** BEGIN RECORD SET **

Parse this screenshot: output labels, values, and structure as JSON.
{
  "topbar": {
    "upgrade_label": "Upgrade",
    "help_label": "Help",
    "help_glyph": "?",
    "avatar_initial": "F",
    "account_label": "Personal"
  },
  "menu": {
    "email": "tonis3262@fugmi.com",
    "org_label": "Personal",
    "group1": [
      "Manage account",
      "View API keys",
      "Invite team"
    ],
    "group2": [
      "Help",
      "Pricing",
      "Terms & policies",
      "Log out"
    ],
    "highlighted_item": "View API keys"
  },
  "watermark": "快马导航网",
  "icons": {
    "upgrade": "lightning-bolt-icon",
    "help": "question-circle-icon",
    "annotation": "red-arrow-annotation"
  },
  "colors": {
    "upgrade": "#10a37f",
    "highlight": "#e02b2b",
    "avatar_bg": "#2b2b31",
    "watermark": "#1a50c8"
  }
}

** END RECORD SET **

◆ WHAT YOU HAVE TO DO
Every entry should be output exactly as written, please.

◆ TASK RESULT
Parse this screenshot: output labels, values, and structure as JSON.
{
  "topbar": {
    "upgrade_label": "Upgrade",
    "help_label": "Help",
    "help_glyph": "?",
    "avatar_initial": "F",
    "account_label": "Personal"
  },
  "menu": {
    "email": "tonis3262@fugmi.com",
    "org_label": "Personal",
    "group1": [
      "Manage account",
      "View API keys",
      "Invite team"
    ],
    "group2": [
      "Help",
      "Pricing",
      "Terms & policies",
      "Log out"
    ],
    "highlighted_item": "View API keys"
  },
  "watermark": "快马导航网",
  "icons": {
    "upgrade": "lightning-bolt-icon",
    "help": "question-circle-icon",
    "annotation": "red-arrow-annotation"
  },
  "colors": {
    "upgrade": "#10a37f",
    "highlight": "#e02b2b",
    "avatar_bg": "#2b2b31",
    "watermark": "#1a50c8"
  }
}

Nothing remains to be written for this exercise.